◆ WORK INSTRUCTIONS:
Write out each line exactly as it stands, please.

— Begin DATASET ROWS —

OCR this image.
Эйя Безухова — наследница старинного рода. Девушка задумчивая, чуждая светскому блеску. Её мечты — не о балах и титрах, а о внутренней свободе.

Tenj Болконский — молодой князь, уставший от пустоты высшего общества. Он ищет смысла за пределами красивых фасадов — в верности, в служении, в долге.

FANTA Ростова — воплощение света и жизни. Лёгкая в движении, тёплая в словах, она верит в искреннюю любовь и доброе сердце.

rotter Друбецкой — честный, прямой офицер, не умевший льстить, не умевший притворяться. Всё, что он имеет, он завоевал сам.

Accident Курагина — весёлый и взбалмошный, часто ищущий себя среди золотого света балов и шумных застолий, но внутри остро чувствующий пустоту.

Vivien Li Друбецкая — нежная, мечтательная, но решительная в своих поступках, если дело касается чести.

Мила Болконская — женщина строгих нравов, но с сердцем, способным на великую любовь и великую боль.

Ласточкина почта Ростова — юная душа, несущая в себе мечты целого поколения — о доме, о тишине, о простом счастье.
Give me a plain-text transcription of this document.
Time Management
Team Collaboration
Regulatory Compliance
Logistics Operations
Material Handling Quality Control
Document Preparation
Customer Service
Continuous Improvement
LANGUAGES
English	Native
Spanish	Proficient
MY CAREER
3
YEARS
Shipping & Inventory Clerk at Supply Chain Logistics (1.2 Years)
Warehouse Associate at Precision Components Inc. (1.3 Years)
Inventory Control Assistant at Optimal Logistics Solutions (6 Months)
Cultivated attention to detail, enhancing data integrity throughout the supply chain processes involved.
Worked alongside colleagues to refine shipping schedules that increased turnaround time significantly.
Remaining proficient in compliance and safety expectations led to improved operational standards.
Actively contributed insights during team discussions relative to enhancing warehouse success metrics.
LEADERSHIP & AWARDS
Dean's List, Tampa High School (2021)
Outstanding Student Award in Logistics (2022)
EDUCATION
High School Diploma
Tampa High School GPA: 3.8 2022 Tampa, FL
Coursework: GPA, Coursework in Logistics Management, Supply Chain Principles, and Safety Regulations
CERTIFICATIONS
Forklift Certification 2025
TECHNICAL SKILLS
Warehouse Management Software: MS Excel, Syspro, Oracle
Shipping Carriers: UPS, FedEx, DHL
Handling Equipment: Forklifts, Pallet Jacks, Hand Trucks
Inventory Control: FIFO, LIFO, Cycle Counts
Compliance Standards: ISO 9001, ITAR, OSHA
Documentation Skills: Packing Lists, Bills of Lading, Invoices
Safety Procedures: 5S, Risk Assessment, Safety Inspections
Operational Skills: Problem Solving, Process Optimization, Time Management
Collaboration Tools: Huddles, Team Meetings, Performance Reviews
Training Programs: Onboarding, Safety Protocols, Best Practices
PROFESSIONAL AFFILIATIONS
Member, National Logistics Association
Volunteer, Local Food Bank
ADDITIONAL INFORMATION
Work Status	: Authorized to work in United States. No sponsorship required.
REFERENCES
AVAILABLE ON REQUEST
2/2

— End DATASET ROWS —

◆ RESULT FOR THIS EXERCISE:
OCR this image.
Эйя Безухова — наследница старинного рода. Девушка задумчивая, чуждая светскому блеску. Её мечты — не о балах и титрах, а о внутренней свободе.

Tenj Болконский — молодой князь, уставший от пустоты высшего общества. Он ищет смысла за пределами красивых фасадов — в верности, в служении, в долге.

FANTA Ростова — воплощение света и жизни. Лёгкая в движении, тёплая в словах, она верит в искреннюю любовь и доброе сердце.

rotter Друбецкой — честный, прямой офицер, не умевший льстить, не умевший притворяться. Всё, что он имеет, он завоевал сам.

Accident Курагина — весёлый и взбалмошный, часто ищущий себя среди золотого света балов и шумных застолий, но внутри остро чувствующий пустоту.

Vivien Li Друбецкая — нежная, мечтательная, но решительная в своих поступках, если дело касается чести.

Мила Болконская — женщина строгих нравов, но с сердцем, способным на великую любовь и великую боль.

Ласточкина почта Ростова — юная душа, несущая в себе мечты целого поколения — о доме, о тишине, о простом счастье.
Give me a plain-text transcription of this document.
Time Management
Team Collaboration
Regulatory Compliance
Logistics Operations
Material Handling Quality Control
Document Preparation
Customer Service
Continuous Improvement
LANGUAGES
English	Native
Spanish	Proficient
MY CAREER
3
YEARS
Shipping & Inventory Clerk at Supply Chain Logistics (1.2 Years)
Warehouse Associate at Precision Components Inc. (1.3 Years)
Inventory Control Assistant at Optimal Logistics Solutions (6 Months)
Cultivated attention to detail, enhancing data integrity throughout the supply chain processes involved.
Worked alongside colleagues to refine shipping schedules that increased turnaround time significantly.
Remaining proficient in compliance and safety expectations led to improved operational standards.
Actively contributed insights during team discussions relative to enhancing warehouse success metrics.
LEADERSHIP & AWARDS
Dean's List, Tampa High School (2021)
Outstanding Student Award in Logistics (2022)
EDUCATION
High School Diploma
Tampa High School GPA: 3.8 2022 Tampa, FL
Coursework: GPA, Coursework in Logistics Management, Supply Chain Principles, and Safety Regulations
CERTIFICATIONS
Forklift Certification 2025
TECHNICAL SKILLS
Warehouse Management Software: MS Excel, Syspro, Oracle
Shipping Carriers: UPS, FedEx, DHL
Handling Equipment: Forklifts, Pallet Jacks, Hand Trucks
Inventory Control: FIFO, LIFO, Cycle Counts
Compliance Standards: ISO 9001, ITAR, OSHA
Documentation Skills: Packing Lists, Bills of Lading, Invoices
Safety Procedures: 5S, Risk Assessment, Safety Inspections
Operational Skills: Problem Solving, Process Optimization, Time Management
Collaboration Tools: Huddles, Team Meetings, Performance Reviews
Training Programs: Onboarding, Safety Protocols, Best Practices
PROFESSIONAL AFFILIATIONS
Member, National Logistics Association
Volunteer, Local Food Bank
ADDITIONAL INFORMATION
Work Status	: Authorized to work in United States. No sponsorship required.
REFERENCES
AVAILABLE ON REQUEST
2/2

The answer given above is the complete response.